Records
-=-=-=-=-
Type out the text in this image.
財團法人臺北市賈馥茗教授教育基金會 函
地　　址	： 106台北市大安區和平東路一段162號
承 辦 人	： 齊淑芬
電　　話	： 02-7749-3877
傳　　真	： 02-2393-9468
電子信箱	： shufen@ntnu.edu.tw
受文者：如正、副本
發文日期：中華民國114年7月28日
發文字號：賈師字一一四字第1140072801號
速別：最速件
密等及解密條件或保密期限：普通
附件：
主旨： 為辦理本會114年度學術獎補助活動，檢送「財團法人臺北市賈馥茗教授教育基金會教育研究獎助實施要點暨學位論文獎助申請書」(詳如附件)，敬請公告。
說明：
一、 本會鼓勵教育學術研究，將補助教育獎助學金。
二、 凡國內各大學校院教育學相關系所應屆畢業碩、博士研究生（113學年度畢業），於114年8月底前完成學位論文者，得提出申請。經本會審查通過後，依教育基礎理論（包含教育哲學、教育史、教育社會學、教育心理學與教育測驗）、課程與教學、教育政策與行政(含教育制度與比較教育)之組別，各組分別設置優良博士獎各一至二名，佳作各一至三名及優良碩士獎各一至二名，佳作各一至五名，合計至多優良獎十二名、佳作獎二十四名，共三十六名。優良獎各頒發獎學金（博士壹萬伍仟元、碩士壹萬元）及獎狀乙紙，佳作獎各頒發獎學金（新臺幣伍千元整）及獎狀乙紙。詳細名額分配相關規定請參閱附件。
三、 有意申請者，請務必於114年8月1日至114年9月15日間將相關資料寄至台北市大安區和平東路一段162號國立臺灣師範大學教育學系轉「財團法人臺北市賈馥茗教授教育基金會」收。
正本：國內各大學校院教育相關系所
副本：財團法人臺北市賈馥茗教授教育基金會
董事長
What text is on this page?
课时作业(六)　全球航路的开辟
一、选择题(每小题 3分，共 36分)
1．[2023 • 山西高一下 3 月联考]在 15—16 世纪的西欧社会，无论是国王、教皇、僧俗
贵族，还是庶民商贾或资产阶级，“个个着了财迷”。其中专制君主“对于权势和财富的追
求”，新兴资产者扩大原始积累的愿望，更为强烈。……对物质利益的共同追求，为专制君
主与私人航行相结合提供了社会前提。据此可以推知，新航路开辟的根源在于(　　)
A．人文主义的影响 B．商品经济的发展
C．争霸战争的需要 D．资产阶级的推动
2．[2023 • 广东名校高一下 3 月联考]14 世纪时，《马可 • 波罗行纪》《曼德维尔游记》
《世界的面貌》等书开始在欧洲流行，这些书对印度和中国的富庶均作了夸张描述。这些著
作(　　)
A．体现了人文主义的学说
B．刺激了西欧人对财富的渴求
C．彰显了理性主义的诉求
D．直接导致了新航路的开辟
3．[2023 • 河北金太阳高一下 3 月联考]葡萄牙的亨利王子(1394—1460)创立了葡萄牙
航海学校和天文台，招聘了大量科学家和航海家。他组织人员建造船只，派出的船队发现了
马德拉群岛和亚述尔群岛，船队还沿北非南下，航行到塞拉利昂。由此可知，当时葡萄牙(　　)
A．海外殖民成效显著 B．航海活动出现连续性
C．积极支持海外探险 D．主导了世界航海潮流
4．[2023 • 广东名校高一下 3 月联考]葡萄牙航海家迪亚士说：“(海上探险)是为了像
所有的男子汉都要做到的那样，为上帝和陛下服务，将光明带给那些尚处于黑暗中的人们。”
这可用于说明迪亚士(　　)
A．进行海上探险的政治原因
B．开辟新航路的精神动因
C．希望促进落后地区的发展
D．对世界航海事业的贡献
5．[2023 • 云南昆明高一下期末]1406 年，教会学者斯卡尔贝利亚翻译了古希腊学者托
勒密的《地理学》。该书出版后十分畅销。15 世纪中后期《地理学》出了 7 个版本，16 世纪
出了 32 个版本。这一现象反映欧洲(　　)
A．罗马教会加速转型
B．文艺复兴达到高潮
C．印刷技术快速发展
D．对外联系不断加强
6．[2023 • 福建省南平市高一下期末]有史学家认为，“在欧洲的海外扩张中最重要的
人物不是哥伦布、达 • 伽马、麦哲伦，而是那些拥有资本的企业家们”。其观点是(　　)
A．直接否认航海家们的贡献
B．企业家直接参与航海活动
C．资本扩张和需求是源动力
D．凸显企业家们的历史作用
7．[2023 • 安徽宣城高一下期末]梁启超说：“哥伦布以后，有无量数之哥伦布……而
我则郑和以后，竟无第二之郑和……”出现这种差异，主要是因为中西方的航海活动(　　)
-=-=-=-=-
§ EXERCISE DESCRIPTION:
Look through the data and gather every line with the string "广东名校高一下" in it.

§ WORKED SOLUTION:
2．[2023 • 广东名校高一下 3 月联考]14 世纪时，《马可 • 波罗行纪》《曼德维尔游记》
4．[2023 • 广东名校高一下 3 月联考]葡萄牙航海家迪亚士说：“(海上探险)是为了像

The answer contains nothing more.